Job — Which rows below contain the word "Hide"? Report each of them in full, and treat a match as valid only when its case is identical.

+---+

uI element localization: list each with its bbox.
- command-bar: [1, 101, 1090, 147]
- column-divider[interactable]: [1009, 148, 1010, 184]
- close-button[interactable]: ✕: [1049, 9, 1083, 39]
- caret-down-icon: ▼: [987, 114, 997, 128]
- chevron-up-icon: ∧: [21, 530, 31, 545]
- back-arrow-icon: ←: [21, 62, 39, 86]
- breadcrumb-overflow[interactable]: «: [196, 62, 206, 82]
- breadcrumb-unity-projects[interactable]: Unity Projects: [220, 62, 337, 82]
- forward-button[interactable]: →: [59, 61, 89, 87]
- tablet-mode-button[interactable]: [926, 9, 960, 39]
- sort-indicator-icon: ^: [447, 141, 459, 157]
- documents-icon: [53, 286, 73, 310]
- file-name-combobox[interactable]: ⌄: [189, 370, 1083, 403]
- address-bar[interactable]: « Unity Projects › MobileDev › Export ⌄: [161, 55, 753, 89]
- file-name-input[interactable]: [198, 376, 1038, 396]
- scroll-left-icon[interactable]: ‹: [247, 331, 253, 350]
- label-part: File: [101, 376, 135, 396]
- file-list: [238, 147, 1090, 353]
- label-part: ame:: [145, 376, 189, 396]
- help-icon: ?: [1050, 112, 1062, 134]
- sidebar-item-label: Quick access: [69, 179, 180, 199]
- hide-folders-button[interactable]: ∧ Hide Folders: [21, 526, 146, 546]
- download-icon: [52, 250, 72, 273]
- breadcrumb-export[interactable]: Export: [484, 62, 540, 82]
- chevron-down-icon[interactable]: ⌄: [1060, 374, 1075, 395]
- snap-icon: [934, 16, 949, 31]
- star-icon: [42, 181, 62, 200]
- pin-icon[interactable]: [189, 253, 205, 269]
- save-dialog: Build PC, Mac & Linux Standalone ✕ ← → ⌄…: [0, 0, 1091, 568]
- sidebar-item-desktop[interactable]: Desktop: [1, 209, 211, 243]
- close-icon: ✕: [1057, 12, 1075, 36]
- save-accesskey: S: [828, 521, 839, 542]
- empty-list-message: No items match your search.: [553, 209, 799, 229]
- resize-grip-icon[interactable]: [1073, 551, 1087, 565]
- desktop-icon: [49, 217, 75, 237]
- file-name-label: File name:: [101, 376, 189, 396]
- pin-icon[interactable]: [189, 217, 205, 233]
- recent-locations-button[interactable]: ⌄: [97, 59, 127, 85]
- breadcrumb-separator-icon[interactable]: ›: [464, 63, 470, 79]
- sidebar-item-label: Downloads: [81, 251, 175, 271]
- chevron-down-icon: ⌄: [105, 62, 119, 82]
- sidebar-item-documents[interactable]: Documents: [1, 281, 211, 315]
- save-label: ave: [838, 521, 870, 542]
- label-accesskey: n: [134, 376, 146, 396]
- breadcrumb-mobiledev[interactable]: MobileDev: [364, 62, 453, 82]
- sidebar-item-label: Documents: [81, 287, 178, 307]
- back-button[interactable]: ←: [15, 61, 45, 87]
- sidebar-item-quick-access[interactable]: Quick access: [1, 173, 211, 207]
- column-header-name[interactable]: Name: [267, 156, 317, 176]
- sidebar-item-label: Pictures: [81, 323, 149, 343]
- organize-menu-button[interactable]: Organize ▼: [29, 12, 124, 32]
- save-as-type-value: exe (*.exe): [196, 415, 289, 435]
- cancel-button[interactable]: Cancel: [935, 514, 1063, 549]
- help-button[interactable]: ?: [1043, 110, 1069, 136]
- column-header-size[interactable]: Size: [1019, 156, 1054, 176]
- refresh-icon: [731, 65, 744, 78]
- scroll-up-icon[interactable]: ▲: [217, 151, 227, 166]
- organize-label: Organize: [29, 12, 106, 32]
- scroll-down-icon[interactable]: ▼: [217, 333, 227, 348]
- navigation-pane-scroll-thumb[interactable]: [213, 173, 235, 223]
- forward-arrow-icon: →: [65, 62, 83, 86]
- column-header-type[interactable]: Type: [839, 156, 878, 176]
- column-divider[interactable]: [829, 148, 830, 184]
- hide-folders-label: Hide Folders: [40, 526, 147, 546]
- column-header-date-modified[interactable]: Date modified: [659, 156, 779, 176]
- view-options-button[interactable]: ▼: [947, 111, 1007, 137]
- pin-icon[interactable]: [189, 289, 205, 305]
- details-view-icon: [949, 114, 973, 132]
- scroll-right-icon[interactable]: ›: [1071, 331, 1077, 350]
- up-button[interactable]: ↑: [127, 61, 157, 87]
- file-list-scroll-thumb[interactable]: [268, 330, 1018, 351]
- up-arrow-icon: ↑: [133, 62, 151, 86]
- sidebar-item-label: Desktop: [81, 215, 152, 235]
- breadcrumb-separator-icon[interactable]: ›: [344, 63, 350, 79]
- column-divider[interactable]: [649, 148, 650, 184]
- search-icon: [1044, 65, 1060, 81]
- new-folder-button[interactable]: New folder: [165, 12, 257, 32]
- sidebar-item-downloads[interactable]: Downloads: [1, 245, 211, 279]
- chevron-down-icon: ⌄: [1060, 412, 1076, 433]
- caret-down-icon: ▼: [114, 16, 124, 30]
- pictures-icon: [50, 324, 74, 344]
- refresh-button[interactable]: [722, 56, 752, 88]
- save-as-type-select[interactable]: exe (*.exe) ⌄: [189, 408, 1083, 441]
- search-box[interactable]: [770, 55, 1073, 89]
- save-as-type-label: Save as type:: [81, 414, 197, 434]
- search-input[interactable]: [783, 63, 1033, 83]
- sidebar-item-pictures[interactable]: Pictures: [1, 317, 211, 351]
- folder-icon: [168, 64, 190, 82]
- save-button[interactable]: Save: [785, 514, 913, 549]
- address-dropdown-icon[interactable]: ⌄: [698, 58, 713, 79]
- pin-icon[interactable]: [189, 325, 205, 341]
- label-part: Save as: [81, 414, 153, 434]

+---+

Response below —
- hide-folders-button[interactable]: ∧ Hide Folders: [21, 526, 146, 546]
- hide-folders-label: Hide Folders: [40, 526, 147, 546]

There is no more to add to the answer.